PROBLEM REQUIREMENTS:
Would you transcribe the whole listing exactly, minus its pictures?

RECORDED DATA:
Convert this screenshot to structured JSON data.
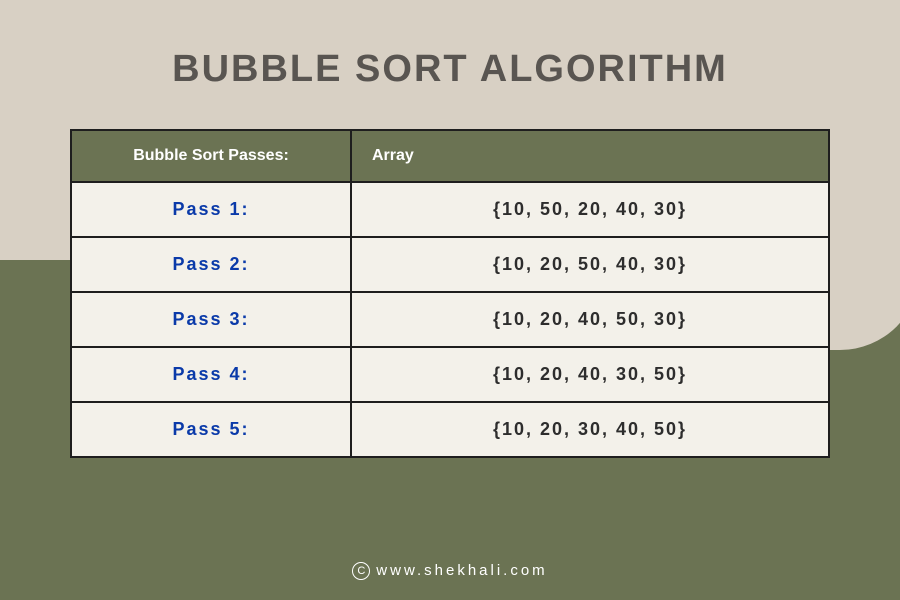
{
  "title": "BUBBLE SORT ALGORITHM",
  "table": {
    "headers": {
      "passes": "Bubble Sort Passes:",
      "array": "Array"
    },
    "rows": [
      {
        "pass": "Pass 1:",
        "array": "{10, 50, 20, 40, 30}"
      },
      {
        "pass": "Pass 2:",
        "array": "{10, 20, 50, 40, 30}"
      },
      {
        "pass": "Pass 3:",
        "array": "{10, 20, 40, 50, 30}"
      },
      {
        "pass": "Pass 4:",
        "array": "{10, 20, 40, 30, 50}"
      },
      {
        "pass": "Pass 5:",
        "array": "{10, 20, 30, 40, 50}"
      }
    ]
  },
  "footer": {
    "copyright_symbol": "C",
    "site": "www.shekhali.com"
  },
  "colors": {
    "beige": "#d8d0c4",
    "olive": "#6b7353",
    "title": "#595551",
    "pass_label": "#0a3aa9",
    "row_bg": "#f3f1ea"
  }
}
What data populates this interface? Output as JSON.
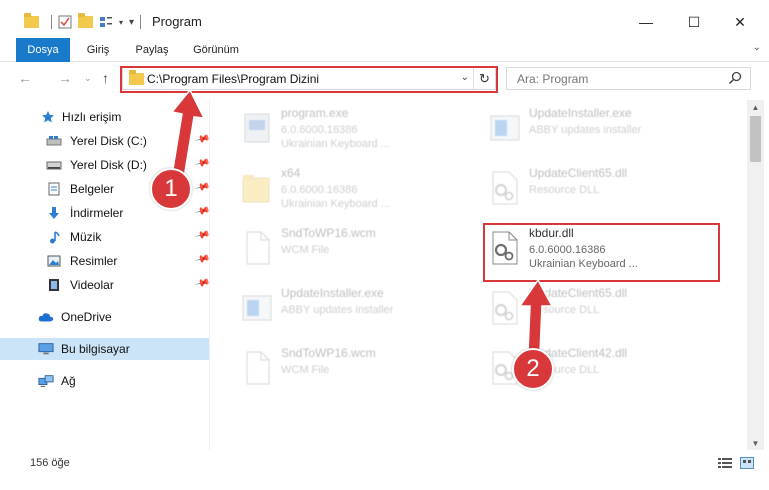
{
  "window": {
    "title": "Program",
    "controls": {
      "minimize": "—",
      "maximize": "☐",
      "close": "✕"
    }
  },
  "ribbon": {
    "tabs": [
      {
        "label": "Dosya",
        "active": true
      },
      {
        "label": "Giriş"
      },
      {
        "label": "Paylaş"
      },
      {
        "label": "Görünüm"
      }
    ],
    "expand_icon": "chevron-down-icon"
  },
  "address": {
    "path": "C:\\Program Files\\Program Dizini",
    "search_placeholder": "Ara: Program"
  },
  "sidebar": {
    "items": [
      {
        "label": "Hızlı erişim",
        "icon": "star-icon"
      },
      {
        "label": "Yerel Disk (C:)",
        "icon": "drive-icon",
        "pinned": true
      },
      {
        "label": "Yerel Disk (D:)",
        "icon": "drive-icon",
        "pinned": true
      },
      {
        "label": "Belgeler",
        "icon": "documents-icon",
        "pinned": true
      },
      {
        "label": "İndirmeler",
        "icon": "download-icon",
        "pinned": true
      },
      {
        "label": "Müzik",
        "icon": "music-icon",
        "pinned": true
      },
      {
        "label": "Resimler",
        "icon": "pictures-icon",
        "pinned": true
      },
      {
        "label": "Videolar",
        "icon": "videos-icon",
        "pinned": true
      },
      {
        "label": "OneDrive",
        "icon": "cloud-icon"
      },
      {
        "label": "Bu bilgisayar",
        "icon": "computer-icon",
        "selected": true
      },
      {
        "label": "Ağ",
        "icon": "network-icon"
      }
    ]
  },
  "files": {
    "left": [
      {
        "name": "program.exe",
        "line1": "6.0.6000.16386",
        "line2": "Ukrainian Keyboard ...",
        "icon": "exe-icon"
      },
      {
        "name": "x64",
        "line1": "6.0.6000.16386",
        "line2": "Ukrainian Keyboard ...",
        "icon": "folder-icon"
      },
      {
        "name": "SndToWP16.wcm",
        "line1": "WCM File",
        "line2": "",
        "icon": "blank-file-icon"
      },
      {
        "name": "UpdateInstaller.exe",
        "line1": "ABBY updates installer",
        "line2": "",
        "icon": "installer-icon"
      },
      {
        "name": "SndToWP16.wcm",
        "line1": "WCM File",
        "line2": "",
        "icon": "blank-file-icon"
      }
    ],
    "right": [
      {
        "name": "UpdateInstaller.exe",
        "line1": "ABBY updates installer",
        "line2": "",
        "icon": "installer-icon"
      },
      {
        "name": "UpdateClient65.dll",
        "line1": "Resource DLL",
        "line2": "",
        "icon": "dll-icon"
      },
      {
        "name": "kbdur.dll",
        "line1": "6.0.6000.16386",
        "line2": "Ukrainian Keyboard ...",
        "icon": "dll-icon",
        "highlighted": true
      },
      {
        "name": "UpdateClient65.dll",
        "line1": "Resource DLL",
        "line2": "",
        "icon": "dll-icon"
      },
      {
        "name": "UpdateClient42.dll",
        "line1": "Resource DLL",
        "line2": "",
        "icon": "dll-icon"
      }
    ]
  },
  "annotations": {
    "badge1": "1",
    "badge2": "2",
    "color": "#d9383a"
  },
  "status": {
    "count": "156 öğe"
  },
  "colors": {
    "accent": "#1979ca",
    "selected_bg": "#cce4f7"
  }
}
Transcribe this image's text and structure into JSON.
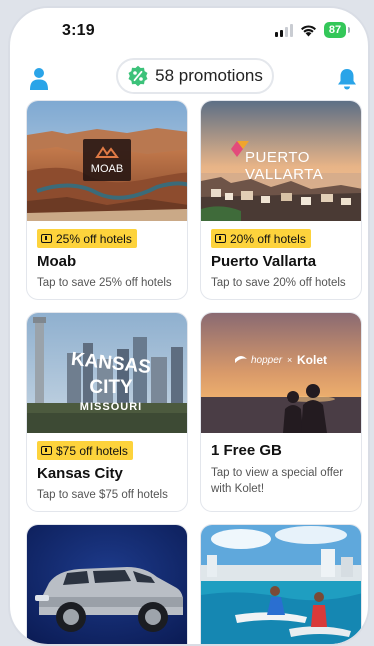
{
  "status_bar": {
    "time": "3:19",
    "battery": "87"
  },
  "header": {
    "promotions_label": "58 promotions"
  },
  "cards": [
    {
      "tag": "25% off hotels",
      "title": "Moab",
      "subtitle": "Tap to save 25% off hotels",
      "image_label": "MOAB"
    },
    {
      "tag": "20% off hotels",
      "title": "Puerto Vallarta",
      "subtitle": "Tap to save 20% off hotels",
      "image_label_1": "PUERTO",
      "image_label_2": "VALLARTA"
    },
    {
      "tag": "$75 off hotels",
      "title": "Kansas City",
      "subtitle": "Tap to save $75 off hotels",
      "image_label_1": "KANSAS",
      "image_label_2": "CITY",
      "image_label_3": "MISSOURI"
    },
    {
      "title": "1 Free GB",
      "subtitle": "Tap to view a special offer with Kolet!",
      "image_label_1": "hopper",
      "image_label_2": "×",
      "image_label_3": "Kolet"
    }
  ],
  "colors": {
    "accent": "#2aa4e8",
    "tag_bg": "#fdd33c",
    "promo_badge": "#3cc27a"
  },
  "icons": [
    "user-icon",
    "bell-icon",
    "promo-badge-icon",
    "wifi-icon",
    "signal-icon",
    "hotel-tag-icon"
  ]
}
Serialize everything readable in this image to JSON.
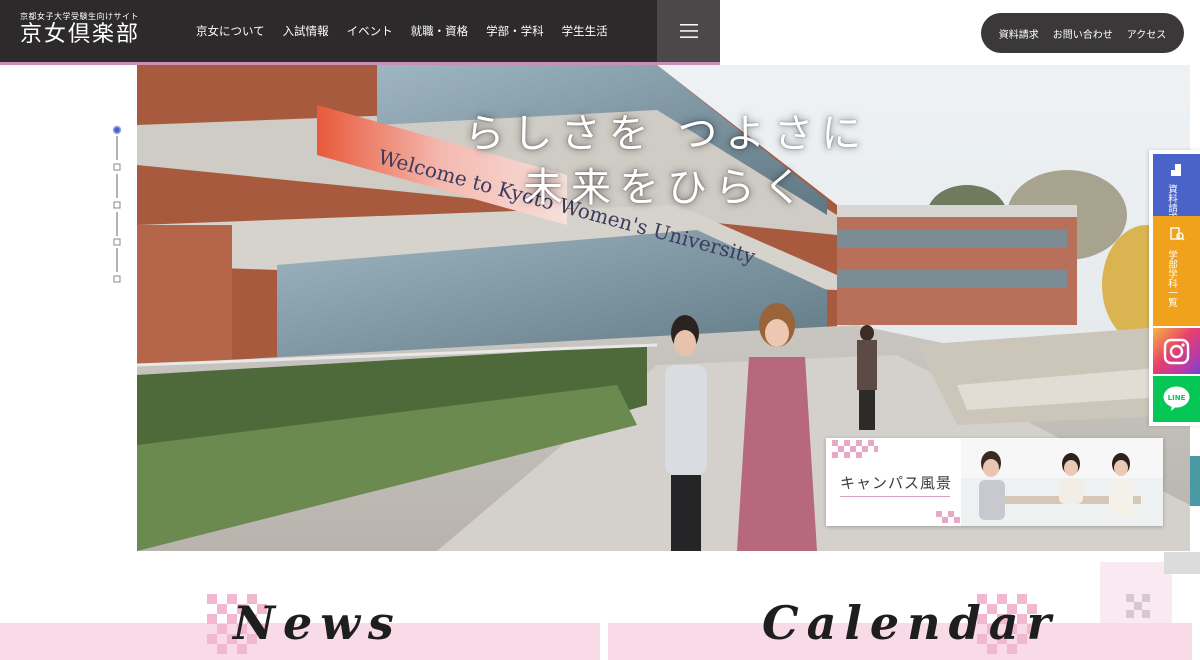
{
  "header": {
    "logo_sub": "京都女子大学受験生向けサイト",
    "logo_main": "京女倶楽部",
    "nav": [
      "京女について",
      "入試情報",
      "イベント",
      "就職・資格",
      "学部・学科",
      "学生生活"
    ]
  },
  "utility_nav": [
    "資料請求",
    "お問い合わせ",
    "アクセス"
  ],
  "hero": {
    "catch_line1": "らしさを つよさに",
    "catch_line2": "未来をひらく",
    "banner_text": "Welcome to Kyoto Women's University",
    "card_label": "キャンパス風景"
  },
  "side_tabs": {
    "request": "資料請求",
    "departments": "学部学科一覧"
  },
  "sections": {
    "news": "News",
    "calendar": "Calendar"
  },
  "colors": {
    "header_bg": "#2c2a2b",
    "accent_pink": "#c98fb4",
    "band_pink": "#f8dbe7",
    "tab_blue": "#4a63c9",
    "tab_orange": "#f0a21d",
    "line_green": "#06c755"
  },
  "icons": {
    "menu": "hamburger-icon",
    "request": "document-icon",
    "departments": "building-search-icon",
    "instagram": "instagram-icon",
    "line": "line-icon"
  }
}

RESULT:
Convert this screenshot to structured JSON data.
{
  "title": "BUBBLE SORT ALGORITHM",
  "table": {
    "headers": {
      "passes": "Bubble Sort Passes:",
      "array": "Array"
    },
    "rows": [
      {
        "pass": "Pass 1:",
        "array": "{10, 50, 20, 40, 30}"
      },
      {
        "pass": "Pass 2:",
        "array": "{10, 20, 50, 40, 30}"
      },
      {
        "pass": "Pass 3:",
        "array": "{10, 20, 40, 50, 30}"
      },
      {
        "pass": "Pass 4:",
        "array": "{10, 20, 40, 30, 50}"
      },
      {
        "pass": "Pass 5:",
        "array": "{10, 20, 30, 40, 50}"
      }
    ]
  },
  "footer": {
    "copyright_symbol": "C",
    "site": "www.shekhali.com"
  },
  "colors": {
    "beige": "#d8d0c4",
    "olive": "#6b7353",
    "title": "#595551",
    "pass_label": "#0a3aa9",
    "row_bg": "#f3f1ea"
  }
}
What data populates this interface? Output as JSON.
{
  "window": {
    "title": "Program",
    "controls": {
      "minimize": "—",
      "maximize": "☐",
      "close": "✕"
    }
  },
  "ribbon": {
    "tabs": [
      {
        "label": "Dosya",
        "active": true
      },
      {
        "label": "Giriş"
      },
      {
        "label": "Paylaş"
      },
      {
        "label": "Görünüm"
      }
    ],
    "expand_icon": "chevron-down-icon"
  },
  "address": {
    "path": "C:\\Program Files\\Program Dizini",
    "search_placeholder": "Ara: Program"
  },
  "sidebar": {
    "items": [
      {
        "label": "Hızlı erişim",
        "icon": "star-icon"
      },
      {
        "label": "Yerel Disk (C:)",
        "icon": "drive-icon",
        "pinned": true
      },
      {
        "label": "Yerel Disk (D:)",
        "icon": "drive-icon",
        "pinned": true
      },
      {
        "label": "Belgeler",
        "icon": "documents-icon",
        "pinned": true
      },
      {
        "label": "İndirmeler",
        "icon": "download-icon",
        "pinned": true
      },
      {
        "label": "Müzik",
        "icon": "music-icon",
        "pinned": true
      },
      {
        "label": "Resimler",
        "icon": "pictures-icon",
        "pinned": true
      },
      {
        "label": "Videolar",
        "icon": "videos-icon",
        "pinned": true
      },
      {
        "label": "OneDrive",
        "icon": "cloud-icon"
      },
      {
        "label": "Bu bilgisayar",
        "icon": "computer-icon",
        "selected": true
      },
      {
        "label": "Ağ",
        "icon": "network-icon"
      }
    ]
  },
  "files": {
    "left": [
      {
        "name": "program.exe",
        "line1": "6.0.6000.16386",
        "line2": "Ukrainian Keyboard ...",
        "icon": "exe-icon"
      },
      {
        "name": "x64",
        "line1": "6.0.6000.16386",
        "line2": "Ukrainian Keyboard ...",
        "icon": "folder-icon"
      },
      {
        "name": "SndToWP16.wcm",
        "line1": "WCM File",
        "line2": "",
        "icon": "blank-file-icon"
      },
      {
        "name": "UpdateInstaller.exe",
        "line1": "ABBY updates installer",
        "line2": "",
        "icon": "installer-icon"
      },
      {
        "name": "SndToWP16.wcm",
        "line1": "WCM File",
        "line2": "",
        "icon": "blank-file-icon"
      }
    ],
    "right": [
      {
        "name": "UpdateInstaller.exe",
        "line1": "ABBY updates installer",
        "line2": "",
        "icon": "installer-icon"
      },
      {
        "name": "UpdateClient65.dll",
        "line1": "Resource DLL",
        "line2": "",
        "icon": "dll-icon"
      },
      {
        "name": "kbdur.dll",
        "line1": "6.0.6000.16386",
        "line2": "Ukrainian Keyboard ...",
        "icon": "dll-icon",
        "highlighted": true
      },
      {
        "name": "UpdateClient65.dll",
        "line1": "Resource DLL",
        "line2": "",
        "icon": "dll-icon"
      },
      {
        "name": "UpdateClient42.dll",
        "line1": "Resource DLL",
        "line2": "",
        "icon": "dll-icon"
      }
    ]
  },
  "annotations": {
    "badge1": "1",
    "badge2": "2",
    "color": "#d9383a"
  },
  "status": {
    "count": "156 öğe"
  },
  "colors": {
    "accent": "#1979ca",
    "selected_bg": "#cce4f7"
  }
}
Transcribe this image's text and structure into JSON.
{
  "status_bar": {
    "time": "3:19",
    "battery": "87"
  },
  "header": {
    "promotions_label": "58 promotions"
  },
  "cards": [
    {
      "tag": "25% off hotels",
      "title": "Moab",
      "subtitle": "Tap to save 25% off hotels",
      "image_label": "MOAB"
    },
    {
      "tag": "20% off hotels",
      "title": "Puerto Vallarta",
      "subtitle": "Tap to save 20% off hotels",
      "image_label_1": "PUERTO",
      "image_label_2": "VALLARTA"
    },
    {
      "tag": "$75 off hotels",
      "title": "Kansas City",
      "subtitle": "Tap to save $75 off hotels",
      "image_label_1": "KANSAS",
      "image_label_2": "CITY",
      "image_label_3": "MISSOURI"
    },
    {
      "title": "1 Free GB",
      "subtitle": "Tap to view a special offer with Kolet!",
      "image_label_1": "hopper",
      "image_label_2": "×",
      "image_label_3": "Kolet"
    }
  ],
  "colors": {
    "accent": "#2aa4e8",
    "tag_bg": "#fdd33c",
    "promo_badge": "#3cc27a"
  },
  "icons": [
    "user-icon",
    "bell-icon",
    "promo-badge-icon",
    "wifi-icon",
    "signal-icon",
    "hotel-tag-icon"
  ]
}
Serialize everything readable in this image to JSON.
{
  "header": {
    "logo_sub": "京都女子大学受験生向けサイト",
    "logo_main": "京女倶楽部",
    "nav": [
      "京女について",
      "入試情報",
      "イベント",
      "就職・資格",
      "学部・学科",
      "学生生活"
    ]
  },
  "utility_nav": [
    "資料請求",
    "お問い合わせ",
    "アクセス"
  ],
  "hero": {
    "catch_line1": "らしさを つよさに",
    "catch_line2": "未来をひらく",
    "banner_text": "Welcome to Kyoto Women's University",
    "card_label": "キャンパス風景"
  },
  "side_tabs": {
    "request": "資料請求",
    "departments": "学部学科一覧"
  },
  "sections": {
    "news": "News",
    "calendar": "Calendar"
  },
  "colors": {
    "header_bg": "#2c2a2b",
    "accent_pink": "#c98fb4",
    "band_pink": "#f8dbe7",
    "tab_blue": "#4a63c9",
    "tab_orange": "#f0a21d",
    "line_green": "#06c755"
  },
  "icons": {
    "menu": "hamburger-icon",
    "request": "document-icon",
    "departments": "building-search-icon",
    "instagram": "instagram-icon",
    "line": "line-icon"
  }
}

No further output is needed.